>> Start Data section

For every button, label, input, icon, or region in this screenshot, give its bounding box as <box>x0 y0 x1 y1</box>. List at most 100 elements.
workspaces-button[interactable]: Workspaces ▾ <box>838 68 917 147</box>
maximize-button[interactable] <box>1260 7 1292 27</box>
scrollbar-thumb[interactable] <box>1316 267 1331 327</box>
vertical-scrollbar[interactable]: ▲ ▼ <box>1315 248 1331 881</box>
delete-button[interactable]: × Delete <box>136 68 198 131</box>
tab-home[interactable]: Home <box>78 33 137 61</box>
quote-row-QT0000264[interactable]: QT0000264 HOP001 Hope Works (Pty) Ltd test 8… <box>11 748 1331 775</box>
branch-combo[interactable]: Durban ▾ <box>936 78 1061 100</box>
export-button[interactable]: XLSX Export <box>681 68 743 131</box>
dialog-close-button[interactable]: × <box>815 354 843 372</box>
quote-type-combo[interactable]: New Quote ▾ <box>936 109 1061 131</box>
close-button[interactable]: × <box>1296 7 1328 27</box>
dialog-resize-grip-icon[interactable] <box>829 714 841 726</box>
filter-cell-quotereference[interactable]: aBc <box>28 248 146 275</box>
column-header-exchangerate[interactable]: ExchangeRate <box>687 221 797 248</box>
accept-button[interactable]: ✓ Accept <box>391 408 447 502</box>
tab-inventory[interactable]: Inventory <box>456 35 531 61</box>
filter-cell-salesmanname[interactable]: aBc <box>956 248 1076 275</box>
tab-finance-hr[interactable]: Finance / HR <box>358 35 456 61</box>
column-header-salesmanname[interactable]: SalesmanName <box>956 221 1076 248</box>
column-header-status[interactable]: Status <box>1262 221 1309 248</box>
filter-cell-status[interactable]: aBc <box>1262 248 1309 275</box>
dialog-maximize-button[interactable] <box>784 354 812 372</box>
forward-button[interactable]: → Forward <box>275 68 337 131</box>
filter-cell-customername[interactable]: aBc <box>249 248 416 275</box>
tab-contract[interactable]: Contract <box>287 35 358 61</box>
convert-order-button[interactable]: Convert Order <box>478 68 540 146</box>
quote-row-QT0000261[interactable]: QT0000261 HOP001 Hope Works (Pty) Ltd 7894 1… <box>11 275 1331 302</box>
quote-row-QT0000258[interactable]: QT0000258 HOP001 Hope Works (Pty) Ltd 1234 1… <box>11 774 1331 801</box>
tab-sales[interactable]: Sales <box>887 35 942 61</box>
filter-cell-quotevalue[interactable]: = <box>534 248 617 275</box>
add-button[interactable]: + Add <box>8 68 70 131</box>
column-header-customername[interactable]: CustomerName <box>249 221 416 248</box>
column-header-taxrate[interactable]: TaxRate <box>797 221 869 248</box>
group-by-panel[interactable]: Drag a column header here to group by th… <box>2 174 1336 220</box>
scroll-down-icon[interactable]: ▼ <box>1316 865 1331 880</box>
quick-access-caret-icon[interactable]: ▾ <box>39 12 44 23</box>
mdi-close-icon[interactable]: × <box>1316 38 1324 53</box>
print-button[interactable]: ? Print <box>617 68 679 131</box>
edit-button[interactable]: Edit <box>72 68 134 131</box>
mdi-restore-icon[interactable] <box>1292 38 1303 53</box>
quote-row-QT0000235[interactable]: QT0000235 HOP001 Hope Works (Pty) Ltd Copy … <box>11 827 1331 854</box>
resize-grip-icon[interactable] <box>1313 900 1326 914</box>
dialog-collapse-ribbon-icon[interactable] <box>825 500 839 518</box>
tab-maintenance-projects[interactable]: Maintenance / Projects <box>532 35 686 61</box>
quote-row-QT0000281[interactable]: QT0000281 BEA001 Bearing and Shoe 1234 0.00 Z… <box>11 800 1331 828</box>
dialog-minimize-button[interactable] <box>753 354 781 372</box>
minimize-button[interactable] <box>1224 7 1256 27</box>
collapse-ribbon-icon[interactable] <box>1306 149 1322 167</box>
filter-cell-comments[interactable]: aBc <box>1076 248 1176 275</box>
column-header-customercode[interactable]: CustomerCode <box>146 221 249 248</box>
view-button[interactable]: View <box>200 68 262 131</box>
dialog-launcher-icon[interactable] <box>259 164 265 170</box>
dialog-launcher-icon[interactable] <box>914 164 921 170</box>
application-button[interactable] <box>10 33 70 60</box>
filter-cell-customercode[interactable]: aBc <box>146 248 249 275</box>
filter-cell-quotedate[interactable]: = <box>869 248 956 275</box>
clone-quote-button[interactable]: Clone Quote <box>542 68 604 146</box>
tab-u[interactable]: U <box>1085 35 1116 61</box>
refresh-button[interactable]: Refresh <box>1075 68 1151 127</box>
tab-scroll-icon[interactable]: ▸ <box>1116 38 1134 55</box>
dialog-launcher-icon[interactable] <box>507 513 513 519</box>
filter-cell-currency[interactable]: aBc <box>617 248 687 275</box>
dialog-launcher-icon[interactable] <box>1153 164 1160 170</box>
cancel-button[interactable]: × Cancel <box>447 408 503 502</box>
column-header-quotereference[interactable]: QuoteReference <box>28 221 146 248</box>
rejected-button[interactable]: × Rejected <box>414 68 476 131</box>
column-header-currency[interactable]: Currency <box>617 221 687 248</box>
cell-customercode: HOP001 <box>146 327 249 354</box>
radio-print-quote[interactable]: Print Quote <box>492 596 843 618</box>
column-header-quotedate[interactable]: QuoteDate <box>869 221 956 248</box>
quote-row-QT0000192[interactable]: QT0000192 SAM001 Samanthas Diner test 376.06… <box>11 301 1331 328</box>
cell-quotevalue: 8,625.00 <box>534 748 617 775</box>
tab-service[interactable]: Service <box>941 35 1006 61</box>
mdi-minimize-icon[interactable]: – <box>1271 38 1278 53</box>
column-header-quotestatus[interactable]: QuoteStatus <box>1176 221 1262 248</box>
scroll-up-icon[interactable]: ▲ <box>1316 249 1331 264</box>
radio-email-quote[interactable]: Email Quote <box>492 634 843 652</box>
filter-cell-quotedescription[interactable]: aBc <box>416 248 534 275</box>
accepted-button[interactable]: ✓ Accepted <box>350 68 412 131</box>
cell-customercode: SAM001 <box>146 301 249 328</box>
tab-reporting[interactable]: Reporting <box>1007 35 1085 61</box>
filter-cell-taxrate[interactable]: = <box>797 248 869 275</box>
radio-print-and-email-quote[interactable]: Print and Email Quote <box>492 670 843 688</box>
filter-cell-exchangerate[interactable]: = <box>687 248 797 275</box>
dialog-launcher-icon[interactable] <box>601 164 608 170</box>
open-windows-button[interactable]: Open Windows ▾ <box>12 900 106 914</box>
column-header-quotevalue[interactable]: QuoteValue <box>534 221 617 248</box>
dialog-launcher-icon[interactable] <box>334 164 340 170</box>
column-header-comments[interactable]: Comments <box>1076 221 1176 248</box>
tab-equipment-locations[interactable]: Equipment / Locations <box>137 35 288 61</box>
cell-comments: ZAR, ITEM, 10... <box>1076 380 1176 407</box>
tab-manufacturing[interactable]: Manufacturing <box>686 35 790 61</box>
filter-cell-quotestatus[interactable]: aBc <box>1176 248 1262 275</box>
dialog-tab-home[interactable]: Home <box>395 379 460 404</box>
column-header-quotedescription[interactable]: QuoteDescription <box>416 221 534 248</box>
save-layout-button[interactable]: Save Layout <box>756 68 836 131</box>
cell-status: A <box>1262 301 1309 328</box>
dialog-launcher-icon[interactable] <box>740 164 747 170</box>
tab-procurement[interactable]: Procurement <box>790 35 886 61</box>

>> End Data section

Work to complete:
Copy the rows above without changing anything.

Solution to this exercise:
For every button, label, input, icon, or region in this screenshot, give its bounding box as <box>x0 y0 x1 y1</box>. List at most 100 elements.
workspaces-button[interactable]: Workspaces ▾ <box>838 68 917 147</box>
maximize-button[interactable] <box>1260 7 1292 27</box>
scrollbar-thumb[interactable] <box>1316 267 1331 327</box>
vertical-scrollbar[interactable]: ▲ ▼ <box>1315 248 1331 881</box>
delete-button[interactable]: × Delete <box>136 68 198 131</box>
tab-home[interactable]: Home <box>78 33 137 61</box>
quote-row-QT0000264[interactable]: QT0000264 HOP001 Hope Works (Pty) Ltd test 8… <box>11 748 1331 775</box>
branch-combo[interactable]: Durban ▾ <box>936 78 1061 100</box>
export-button[interactable]: XLSX Export <box>681 68 743 131</box>
dialog-close-button[interactable]: × <box>815 354 843 372</box>
quote-type-combo[interactable]: New Quote ▾ <box>936 109 1061 131</box>
close-button[interactable]: × <box>1296 7 1328 27</box>
dialog-resize-grip-icon[interactable] <box>829 714 841 726</box>
filter-cell-quotereference[interactable]: aBc <box>28 248 146 275</box>
column-header-exchangerate[interactable]: ExchangeRate <box>687 221 797 248</box>
accept-button[interactable]: ✓ Accept <box>391 408 447 502</box>
tab-inventory[interactable]: Inventory <box>456 35 531 61</box>
filter-cell-salesmanname[interactable]: aBc <box>956 248 1076 275</box>
tab-finance-hr[interactable]: Finance / HR <box>358 35 456 61</box>
column-header-salesmanname[interactable]: SalesmanName <box>956 221 1076 248</box>
column-header-status[interactable]: Status <box>1262 221 1309 248</box>
filter-cell-status[interactable]: aBc <box>1262 248 1309 275</box>
dialog-maximize-button[interactable] <box>784 354 812 372</box>
forward-button[interactable]: → Forward <box>275 68 337 131</box>
filter-cell-customername[interactable]: aBc <box>249 248 416 275</box>
tab-contract[interactable]: Contract <box>287 35 358 61</box>
convert-order-button[interactable]: Convert Order <box>478 68 540 146</box>
quote-row-QT0000261[interactable]: QT0000261 HOP001 Hope Works (Pty) Ltd 7894 1… <box>11 275 1331 302</box>
quote-row-QT0000258[interactable]: QT0000258 HOP001 Hope Works (Pty) Ltd 1234 1… <box>11 774 1331 801</box>
tab-sales[interactable]: Sales <box>887 35 942 61</box>
filter-cell-quotevalue[interactable]: = <box>534 248 617 275</box>
add-button[interactable]: + Add <box>8 68 70 131</box>
column-header-customername[interactable]: CustomerName <box>249 221 416 248</box>
column-header-taxrate[interactable]: TaxRate <box>797 221 869 248</box>
group-by-panel[interactable]: Drag a column header here to group by th… <box>2 174 1336 220</box>
scroll-down-icon[interactable]: ▼ <box>1316 865 1331 880</box>
quick-access-caret-icon[interactable]: ▾ <box>39 12 44 23</box>
mdi-close-icon[interactable]: × <box>1316 38 1324 53</box>
print-button[interactable]: ? Print <box>617 68 679 131</box>
edit-button[interactable]: Edit <box>72 68 134 131</box>
mdi-restore-icon[interactable] <box>1292 38 1303 53</box>
quote-row-QT0000235[interactable]: QT0000235 HOP001 Hope Works (Pty) Ltd Copy … <box>11 827 1331 854</box>
resize-grip-icon[interactable] <box>1313 900 1326 914</box>
dialog-collapse-ribbon-icon[interactable] <box>825 500 839 518</box>
tab-maintenance-projects[interactable]: Maintenance / Projects <box>532 35 686 61</box>
quote-row-QT0000281[interactable]: QT0000281 BEA001 Bearing and Shoe 1234 0.00 Z… <box>11 800 1331 828</box>
dialog-minimize-button[interactable] <box>753 354 781 372</box>
minimize-button[interactable] <box>1224 7 1256 27</box>
collapse-ribbon-icon[interactable] <box>1306 149 1322 167</box>
filter-cell-comments[interactable]: aBc <box>1076 248 1176 275</box>
column-header-customercode[interactable]: CustomerCode <box>146 221 249 248</box>
view-button[interactable]: View <box>200 68 262 131</box>
dialog-launcher-icon[interactable] <box>259 164 265 170</box>
dialog-launcher-icon[interactable] <box>914 164 921 170</box>
application-button[interactable] <box>10 33 70 60</box>
filter-cell-customercode[interactable]: aBc <box>146 248 249 275</box>
filter-cell-quotedate[interactable]: = <box>869 248 956 275</box>
clone-quote-button[interactable]: Clone Quote <box>542 68 604 146</box>
tab-u[interactable]: U <box>1085 35 1116 61</box>
refresh-button[interactable]: Refresh <box>1075 68 1151 127</box>
tab-scroll-icon[interactable]: ▸ <box>1116 38 1134 55</box>
dialog-launcher-icon[interactable] <box>507 513 513 519</box>
filter-cell-currency[interactable]: aBc <box>617 248 687 275</box>
dialog-launcher-icon[interactable] <box>1153 164 1160 170</box>
cancel-button[interactable]: × Cancel <box>447 408 503 502</box>
column-header-quotereference[interactable]: QuoteReference <box>28 221 146 248</box>
rejected-button[interactable]: × Rejected <box>414 68 476 131</box>
column-header-currency[interactable]: Currency <box>617 221 687 248</box>
cell-customercode: HOP001 <box>146 327 249 354</box>
radio-print-quote[interactable]: Print Quote <box>492 596 843 618</box>
column-header-quotedate[interactable]: QuoteDate <box>869 221 956 248</box>
quote-row-QT0000192[interactable]: QT0000192 SAM001 Samanthas Diner test 376.06… <box>11 301 1331 328</box>
cell-quotevalue: 8,625.00 <box>534 748 617 775</box>
tab-service[interactable]: Service <box>941 35 1006 61</box>
mdi-minimize-icon[interactable]: – <box>1271 38 1278 53</box>
column-header-quotestatus[interactable]: QuoteStatus <box>1176 221 1262 248</box>
scroll-up-icon[interactable]: ▲ <box>1316 249 1331 264</box>
radio-email-quote[interactable]: Email Quote <box>492 634 843 652</box>
filter-cell-quotedescription[interactable]: aBc <box>416 248 534 275</box>
accepted-button[interactable]: ✓ Accepted <box>350 68 412 131</box>
cell-customercode: SAM001 <box>146 301 249 328</box>
tab-reporting[interactable]: Reporting <box>1007 35 1085 61</box>
filter-cell-taxrate[interactable]: = <box>797 248 869 275</box>
radio-print-and-email-quote[interactable]: Print and Email Quote <box>492 670 843 688</box>
filter-cell-exchangerate[interactable]: = <box>687 248 797 275</box>
dialog-launcher-icon[interactable] <box>601 164 608 170</box>
open-windows-button[interactable]: Open Windows ▾ <box>12 900 106 914</box>
column-header-quotevalue[interactable]: QuoteValue <box>534 221 617 248</box>
dialog-launcher-icon[interactable] <box>334 164 340 170</box>
column-header-comments[interactable]: Comments <box>1076 221 1176 248</box>
tab-equipment-locations[interactable]: Equipment / Locations <box>137 35 288 61</box>
cell-comments: ZAR, ITEM, 10... <box>1076 380 1176 407</box>
tab-manufacturing[interactable]: Manufacturing <box>686 35 790 61</box>
filter-cell-quotestatus[interactable]: aBc <box>1176 248 1262 275</box>
dialog-tab-home[interactable]: Home <box>395 379 460 404</box>
column-header-quotedescription[interactable]: QuoteDescription <box>416 221 534 248</box>
save-layout-button[interactable]: Save Layout <box>756 68 836 131</box>
cell-status: A <box>1262 301 1309 328</box>
dialog-launcher-icon[interactable] <box>740 164 747 170</box>
tab-procurement[interactable]: Procurement <box>790 35 886 61</box>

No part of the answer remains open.